(Stored records):
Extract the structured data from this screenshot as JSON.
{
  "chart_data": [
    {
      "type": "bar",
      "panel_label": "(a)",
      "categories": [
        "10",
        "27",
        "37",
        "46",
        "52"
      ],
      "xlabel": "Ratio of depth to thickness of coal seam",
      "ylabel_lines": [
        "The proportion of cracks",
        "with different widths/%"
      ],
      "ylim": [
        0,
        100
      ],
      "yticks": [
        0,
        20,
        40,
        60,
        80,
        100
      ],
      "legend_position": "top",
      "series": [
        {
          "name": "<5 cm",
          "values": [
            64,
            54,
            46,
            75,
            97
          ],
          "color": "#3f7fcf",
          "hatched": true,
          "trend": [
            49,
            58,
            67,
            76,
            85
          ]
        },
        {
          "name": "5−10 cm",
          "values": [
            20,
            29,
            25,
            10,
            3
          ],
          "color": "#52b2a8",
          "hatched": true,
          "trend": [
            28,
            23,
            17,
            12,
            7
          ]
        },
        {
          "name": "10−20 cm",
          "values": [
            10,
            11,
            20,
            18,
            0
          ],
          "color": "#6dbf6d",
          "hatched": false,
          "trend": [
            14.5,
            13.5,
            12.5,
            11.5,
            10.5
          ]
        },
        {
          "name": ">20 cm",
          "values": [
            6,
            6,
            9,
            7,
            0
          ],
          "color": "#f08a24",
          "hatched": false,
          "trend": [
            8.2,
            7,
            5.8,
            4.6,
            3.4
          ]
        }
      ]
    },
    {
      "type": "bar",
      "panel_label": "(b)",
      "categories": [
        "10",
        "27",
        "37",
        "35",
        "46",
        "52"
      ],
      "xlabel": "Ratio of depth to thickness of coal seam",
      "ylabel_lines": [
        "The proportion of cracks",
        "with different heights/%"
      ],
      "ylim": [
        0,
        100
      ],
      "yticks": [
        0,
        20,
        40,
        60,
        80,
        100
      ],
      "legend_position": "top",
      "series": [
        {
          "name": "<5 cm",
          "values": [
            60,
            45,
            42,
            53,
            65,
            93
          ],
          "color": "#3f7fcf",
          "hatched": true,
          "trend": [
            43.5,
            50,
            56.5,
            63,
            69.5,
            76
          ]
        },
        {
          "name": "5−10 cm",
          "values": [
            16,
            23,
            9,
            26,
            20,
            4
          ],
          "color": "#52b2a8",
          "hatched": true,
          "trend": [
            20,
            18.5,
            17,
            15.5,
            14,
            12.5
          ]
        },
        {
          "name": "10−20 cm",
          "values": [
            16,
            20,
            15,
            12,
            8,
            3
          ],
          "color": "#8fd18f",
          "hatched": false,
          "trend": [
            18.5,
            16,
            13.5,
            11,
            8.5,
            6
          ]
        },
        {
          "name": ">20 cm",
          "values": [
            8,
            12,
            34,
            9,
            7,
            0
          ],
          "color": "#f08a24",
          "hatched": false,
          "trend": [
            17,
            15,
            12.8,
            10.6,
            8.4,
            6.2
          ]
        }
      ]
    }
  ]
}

(Instructions for the task): Gather each line of the records holding the string "with".

(The solution):
        "with different widths/%"
        "with different heights/%"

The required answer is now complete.